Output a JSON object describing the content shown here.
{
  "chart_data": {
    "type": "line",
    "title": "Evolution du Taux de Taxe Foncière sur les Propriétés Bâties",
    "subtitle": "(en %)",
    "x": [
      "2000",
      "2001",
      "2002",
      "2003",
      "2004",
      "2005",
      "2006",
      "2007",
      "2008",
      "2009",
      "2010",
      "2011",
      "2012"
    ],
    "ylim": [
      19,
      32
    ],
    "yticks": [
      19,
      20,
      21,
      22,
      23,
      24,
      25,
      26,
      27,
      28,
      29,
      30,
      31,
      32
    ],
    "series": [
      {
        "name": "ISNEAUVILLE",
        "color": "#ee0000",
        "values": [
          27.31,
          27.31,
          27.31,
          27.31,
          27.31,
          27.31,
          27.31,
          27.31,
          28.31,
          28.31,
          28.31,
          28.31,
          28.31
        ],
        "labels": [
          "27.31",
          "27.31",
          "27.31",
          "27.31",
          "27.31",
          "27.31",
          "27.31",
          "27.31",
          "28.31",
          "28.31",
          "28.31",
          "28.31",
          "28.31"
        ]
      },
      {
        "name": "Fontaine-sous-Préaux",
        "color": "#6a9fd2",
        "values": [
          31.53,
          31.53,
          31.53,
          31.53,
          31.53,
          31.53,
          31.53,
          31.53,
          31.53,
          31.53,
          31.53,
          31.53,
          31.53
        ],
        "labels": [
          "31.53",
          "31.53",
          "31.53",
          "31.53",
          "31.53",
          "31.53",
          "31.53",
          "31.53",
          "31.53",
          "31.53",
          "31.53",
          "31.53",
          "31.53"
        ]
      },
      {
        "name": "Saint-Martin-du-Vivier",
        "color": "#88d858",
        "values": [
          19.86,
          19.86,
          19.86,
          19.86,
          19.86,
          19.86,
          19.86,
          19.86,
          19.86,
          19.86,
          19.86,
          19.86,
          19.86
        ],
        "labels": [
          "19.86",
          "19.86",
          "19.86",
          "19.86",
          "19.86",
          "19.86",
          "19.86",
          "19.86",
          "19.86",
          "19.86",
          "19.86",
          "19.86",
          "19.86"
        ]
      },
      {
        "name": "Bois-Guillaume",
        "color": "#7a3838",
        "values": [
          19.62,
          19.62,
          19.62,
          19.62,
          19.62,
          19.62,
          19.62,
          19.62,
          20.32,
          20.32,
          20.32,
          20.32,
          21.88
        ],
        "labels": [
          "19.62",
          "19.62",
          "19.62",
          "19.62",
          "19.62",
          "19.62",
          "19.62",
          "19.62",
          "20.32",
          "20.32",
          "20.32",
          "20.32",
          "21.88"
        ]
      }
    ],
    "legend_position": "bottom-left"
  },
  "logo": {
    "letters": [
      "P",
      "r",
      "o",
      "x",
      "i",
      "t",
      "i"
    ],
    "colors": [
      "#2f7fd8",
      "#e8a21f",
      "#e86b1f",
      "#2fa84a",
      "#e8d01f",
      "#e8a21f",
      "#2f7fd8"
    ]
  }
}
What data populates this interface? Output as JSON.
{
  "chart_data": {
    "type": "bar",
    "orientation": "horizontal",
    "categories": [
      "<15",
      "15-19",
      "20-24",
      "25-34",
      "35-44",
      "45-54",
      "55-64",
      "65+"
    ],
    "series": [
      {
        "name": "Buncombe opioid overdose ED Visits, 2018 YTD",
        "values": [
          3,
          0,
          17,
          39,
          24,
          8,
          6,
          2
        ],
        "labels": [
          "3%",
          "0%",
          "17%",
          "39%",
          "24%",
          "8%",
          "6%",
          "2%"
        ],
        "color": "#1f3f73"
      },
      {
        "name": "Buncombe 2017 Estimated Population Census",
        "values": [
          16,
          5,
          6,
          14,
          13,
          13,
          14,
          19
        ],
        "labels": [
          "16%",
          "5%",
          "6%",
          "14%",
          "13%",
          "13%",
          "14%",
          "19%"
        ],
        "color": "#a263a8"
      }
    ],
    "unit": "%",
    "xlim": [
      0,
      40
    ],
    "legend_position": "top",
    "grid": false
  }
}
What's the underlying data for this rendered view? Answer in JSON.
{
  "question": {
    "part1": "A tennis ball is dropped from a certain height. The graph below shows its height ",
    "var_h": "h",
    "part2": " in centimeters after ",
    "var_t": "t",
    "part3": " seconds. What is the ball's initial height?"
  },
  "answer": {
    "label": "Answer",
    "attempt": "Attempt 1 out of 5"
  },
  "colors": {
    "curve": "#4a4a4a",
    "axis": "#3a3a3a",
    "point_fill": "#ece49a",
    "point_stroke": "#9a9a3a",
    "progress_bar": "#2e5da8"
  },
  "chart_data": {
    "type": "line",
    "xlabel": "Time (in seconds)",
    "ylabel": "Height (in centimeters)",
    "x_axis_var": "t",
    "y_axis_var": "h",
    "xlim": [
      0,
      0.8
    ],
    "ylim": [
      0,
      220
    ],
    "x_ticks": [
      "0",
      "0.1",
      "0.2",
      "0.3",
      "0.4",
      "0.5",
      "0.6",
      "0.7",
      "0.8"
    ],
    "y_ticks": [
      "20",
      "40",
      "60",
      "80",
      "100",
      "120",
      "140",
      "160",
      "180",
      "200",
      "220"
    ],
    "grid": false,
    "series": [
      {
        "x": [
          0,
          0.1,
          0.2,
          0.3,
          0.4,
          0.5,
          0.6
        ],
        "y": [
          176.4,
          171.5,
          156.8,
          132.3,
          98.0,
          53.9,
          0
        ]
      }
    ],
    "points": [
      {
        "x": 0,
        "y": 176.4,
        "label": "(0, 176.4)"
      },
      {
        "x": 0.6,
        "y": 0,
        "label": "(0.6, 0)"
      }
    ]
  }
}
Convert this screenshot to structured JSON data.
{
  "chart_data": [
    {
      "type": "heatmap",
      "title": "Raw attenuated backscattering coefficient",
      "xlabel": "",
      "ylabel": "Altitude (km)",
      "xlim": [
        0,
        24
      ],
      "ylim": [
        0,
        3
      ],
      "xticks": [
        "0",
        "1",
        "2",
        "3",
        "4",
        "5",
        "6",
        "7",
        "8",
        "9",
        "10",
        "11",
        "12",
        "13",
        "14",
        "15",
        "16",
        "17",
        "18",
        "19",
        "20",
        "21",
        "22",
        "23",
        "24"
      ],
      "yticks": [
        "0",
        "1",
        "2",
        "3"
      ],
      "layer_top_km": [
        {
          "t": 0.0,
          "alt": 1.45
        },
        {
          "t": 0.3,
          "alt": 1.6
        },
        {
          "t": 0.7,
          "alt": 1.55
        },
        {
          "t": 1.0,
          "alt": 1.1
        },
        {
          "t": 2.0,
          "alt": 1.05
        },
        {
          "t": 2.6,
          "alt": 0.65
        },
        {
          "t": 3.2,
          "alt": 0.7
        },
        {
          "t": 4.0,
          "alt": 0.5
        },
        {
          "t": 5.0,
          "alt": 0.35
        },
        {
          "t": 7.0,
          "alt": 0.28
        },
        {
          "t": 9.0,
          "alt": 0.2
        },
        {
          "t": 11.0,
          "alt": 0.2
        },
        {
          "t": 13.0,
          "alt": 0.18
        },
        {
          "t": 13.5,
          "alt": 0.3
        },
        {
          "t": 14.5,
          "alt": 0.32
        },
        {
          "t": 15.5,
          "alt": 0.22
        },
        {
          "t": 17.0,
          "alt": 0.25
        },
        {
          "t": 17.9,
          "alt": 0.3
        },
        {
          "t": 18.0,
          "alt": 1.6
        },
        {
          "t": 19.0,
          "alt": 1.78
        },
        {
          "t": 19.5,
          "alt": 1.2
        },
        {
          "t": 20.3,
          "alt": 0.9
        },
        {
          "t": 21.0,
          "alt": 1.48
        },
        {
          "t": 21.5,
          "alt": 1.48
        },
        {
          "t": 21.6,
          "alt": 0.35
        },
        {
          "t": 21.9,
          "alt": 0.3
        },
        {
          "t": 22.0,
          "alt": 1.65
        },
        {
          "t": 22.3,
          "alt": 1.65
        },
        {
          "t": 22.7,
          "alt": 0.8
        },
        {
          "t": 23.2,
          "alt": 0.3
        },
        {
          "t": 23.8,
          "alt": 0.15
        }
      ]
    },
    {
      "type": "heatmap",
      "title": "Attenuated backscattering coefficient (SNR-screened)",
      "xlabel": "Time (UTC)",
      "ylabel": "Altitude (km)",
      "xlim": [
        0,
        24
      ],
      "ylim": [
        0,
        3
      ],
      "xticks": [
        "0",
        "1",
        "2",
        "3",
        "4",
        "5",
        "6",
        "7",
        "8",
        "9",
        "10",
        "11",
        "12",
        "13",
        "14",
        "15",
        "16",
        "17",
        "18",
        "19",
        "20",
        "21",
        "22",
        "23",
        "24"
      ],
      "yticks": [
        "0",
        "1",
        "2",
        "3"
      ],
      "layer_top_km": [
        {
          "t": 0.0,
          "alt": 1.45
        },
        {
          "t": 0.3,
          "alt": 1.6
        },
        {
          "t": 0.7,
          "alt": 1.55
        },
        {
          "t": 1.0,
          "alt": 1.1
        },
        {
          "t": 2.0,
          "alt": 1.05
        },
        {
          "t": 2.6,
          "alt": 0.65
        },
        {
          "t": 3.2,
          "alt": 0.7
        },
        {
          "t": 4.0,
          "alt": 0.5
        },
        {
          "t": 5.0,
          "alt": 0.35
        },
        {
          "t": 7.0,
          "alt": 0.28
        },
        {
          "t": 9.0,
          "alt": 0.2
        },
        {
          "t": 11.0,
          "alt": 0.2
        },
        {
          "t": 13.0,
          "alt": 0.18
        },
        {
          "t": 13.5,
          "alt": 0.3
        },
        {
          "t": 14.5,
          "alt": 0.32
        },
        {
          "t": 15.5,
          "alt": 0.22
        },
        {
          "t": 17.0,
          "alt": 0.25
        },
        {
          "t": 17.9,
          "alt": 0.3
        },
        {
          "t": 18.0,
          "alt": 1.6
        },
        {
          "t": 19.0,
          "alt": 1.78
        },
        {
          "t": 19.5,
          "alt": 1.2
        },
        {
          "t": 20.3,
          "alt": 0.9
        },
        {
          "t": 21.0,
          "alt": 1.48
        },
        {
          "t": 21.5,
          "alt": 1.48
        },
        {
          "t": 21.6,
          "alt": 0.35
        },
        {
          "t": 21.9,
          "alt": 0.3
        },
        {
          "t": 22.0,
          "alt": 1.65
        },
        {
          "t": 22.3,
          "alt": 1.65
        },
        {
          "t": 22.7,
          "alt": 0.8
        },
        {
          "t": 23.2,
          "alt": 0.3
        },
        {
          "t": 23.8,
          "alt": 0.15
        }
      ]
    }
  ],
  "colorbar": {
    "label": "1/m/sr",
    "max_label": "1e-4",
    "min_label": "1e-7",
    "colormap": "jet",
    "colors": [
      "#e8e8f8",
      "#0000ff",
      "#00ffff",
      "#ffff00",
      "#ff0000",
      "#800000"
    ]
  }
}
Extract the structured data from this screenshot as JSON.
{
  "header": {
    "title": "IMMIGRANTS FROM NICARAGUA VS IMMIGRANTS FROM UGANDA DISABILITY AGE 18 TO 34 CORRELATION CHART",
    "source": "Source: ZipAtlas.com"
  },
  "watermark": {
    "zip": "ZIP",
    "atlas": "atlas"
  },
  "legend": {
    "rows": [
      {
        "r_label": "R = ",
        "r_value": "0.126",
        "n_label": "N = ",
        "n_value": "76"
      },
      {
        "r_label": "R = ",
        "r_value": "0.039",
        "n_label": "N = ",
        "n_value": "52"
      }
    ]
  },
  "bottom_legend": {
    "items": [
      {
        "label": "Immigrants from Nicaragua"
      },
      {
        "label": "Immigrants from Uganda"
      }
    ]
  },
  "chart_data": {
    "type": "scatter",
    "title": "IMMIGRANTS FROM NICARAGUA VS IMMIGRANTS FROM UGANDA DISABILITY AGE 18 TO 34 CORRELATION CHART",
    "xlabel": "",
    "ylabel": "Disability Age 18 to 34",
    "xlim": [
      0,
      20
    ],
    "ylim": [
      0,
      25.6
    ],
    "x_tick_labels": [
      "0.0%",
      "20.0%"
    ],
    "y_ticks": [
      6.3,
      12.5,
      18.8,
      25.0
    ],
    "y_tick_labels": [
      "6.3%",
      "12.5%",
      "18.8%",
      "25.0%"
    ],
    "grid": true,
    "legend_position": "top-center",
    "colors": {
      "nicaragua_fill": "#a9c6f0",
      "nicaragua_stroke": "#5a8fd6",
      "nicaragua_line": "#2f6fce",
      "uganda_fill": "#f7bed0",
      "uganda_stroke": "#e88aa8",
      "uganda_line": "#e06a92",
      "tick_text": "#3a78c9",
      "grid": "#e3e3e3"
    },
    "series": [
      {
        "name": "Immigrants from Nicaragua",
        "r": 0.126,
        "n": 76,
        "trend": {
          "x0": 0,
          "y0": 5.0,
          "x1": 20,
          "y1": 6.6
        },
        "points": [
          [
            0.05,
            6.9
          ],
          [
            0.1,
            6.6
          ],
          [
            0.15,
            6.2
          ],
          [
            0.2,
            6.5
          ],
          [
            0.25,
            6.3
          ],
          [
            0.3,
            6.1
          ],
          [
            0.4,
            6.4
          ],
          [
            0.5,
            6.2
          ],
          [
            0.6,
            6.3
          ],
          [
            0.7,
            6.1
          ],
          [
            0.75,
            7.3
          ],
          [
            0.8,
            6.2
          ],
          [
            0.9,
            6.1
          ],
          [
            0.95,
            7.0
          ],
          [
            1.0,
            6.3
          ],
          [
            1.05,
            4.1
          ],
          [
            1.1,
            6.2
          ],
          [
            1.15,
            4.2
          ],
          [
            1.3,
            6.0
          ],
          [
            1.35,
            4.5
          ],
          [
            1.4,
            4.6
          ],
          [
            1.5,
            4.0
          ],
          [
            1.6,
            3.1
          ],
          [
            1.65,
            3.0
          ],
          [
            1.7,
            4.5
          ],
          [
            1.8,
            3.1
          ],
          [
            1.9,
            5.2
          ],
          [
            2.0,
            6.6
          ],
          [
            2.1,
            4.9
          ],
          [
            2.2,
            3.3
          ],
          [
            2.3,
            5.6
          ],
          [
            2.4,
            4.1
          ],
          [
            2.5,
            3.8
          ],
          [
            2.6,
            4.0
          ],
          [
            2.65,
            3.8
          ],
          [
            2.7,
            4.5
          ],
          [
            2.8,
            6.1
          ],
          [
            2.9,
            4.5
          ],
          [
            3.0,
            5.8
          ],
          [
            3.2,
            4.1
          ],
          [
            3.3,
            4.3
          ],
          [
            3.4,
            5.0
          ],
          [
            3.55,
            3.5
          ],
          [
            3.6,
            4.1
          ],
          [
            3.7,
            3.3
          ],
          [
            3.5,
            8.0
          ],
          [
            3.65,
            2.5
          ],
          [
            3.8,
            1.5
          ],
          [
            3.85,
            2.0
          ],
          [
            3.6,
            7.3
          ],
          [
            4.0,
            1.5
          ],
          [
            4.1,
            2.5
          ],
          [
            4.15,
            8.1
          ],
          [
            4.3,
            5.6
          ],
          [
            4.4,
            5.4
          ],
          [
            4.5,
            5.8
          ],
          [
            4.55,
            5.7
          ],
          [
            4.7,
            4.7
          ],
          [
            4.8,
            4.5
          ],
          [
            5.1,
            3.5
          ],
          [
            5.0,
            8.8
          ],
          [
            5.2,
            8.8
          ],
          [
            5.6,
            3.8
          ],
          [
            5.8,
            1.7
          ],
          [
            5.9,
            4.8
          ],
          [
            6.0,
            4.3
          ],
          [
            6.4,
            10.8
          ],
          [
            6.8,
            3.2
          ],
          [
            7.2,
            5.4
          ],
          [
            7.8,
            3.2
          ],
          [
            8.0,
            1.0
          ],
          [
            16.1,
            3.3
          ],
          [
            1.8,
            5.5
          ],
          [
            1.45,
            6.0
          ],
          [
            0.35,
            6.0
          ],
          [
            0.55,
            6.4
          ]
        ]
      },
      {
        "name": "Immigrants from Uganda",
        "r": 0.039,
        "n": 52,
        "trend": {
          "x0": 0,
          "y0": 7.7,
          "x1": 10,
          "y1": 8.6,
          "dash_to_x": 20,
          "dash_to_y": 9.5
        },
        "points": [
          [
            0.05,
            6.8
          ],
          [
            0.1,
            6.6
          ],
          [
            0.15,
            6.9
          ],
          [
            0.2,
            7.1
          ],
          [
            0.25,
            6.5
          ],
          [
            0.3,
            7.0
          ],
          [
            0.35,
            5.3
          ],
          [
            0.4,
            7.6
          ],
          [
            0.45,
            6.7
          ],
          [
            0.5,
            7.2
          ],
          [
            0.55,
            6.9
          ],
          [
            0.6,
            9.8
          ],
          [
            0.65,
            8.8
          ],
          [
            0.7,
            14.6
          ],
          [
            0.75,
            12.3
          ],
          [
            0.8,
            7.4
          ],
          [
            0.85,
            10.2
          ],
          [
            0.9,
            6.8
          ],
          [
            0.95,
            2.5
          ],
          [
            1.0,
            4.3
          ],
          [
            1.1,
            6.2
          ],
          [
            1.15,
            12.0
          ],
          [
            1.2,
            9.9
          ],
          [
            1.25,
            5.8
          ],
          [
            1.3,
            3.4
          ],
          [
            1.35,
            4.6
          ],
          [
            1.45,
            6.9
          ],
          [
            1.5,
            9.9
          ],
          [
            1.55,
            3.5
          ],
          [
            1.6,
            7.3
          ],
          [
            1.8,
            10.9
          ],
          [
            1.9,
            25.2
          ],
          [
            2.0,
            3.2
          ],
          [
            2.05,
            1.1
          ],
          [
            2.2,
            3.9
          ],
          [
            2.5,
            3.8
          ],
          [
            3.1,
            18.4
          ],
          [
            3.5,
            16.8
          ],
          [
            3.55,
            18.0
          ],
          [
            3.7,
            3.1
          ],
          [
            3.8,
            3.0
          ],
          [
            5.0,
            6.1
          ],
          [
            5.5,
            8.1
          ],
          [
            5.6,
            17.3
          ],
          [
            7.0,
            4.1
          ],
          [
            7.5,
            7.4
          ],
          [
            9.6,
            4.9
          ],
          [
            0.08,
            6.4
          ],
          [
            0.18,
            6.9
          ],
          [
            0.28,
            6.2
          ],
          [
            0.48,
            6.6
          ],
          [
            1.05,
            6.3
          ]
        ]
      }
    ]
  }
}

—————

Problem description:
Copy out every line from the records that has the word "centimeters".

Task solution:
    "part2": " in centimeters after ",
    "ylabel": "Height (in centimeters)",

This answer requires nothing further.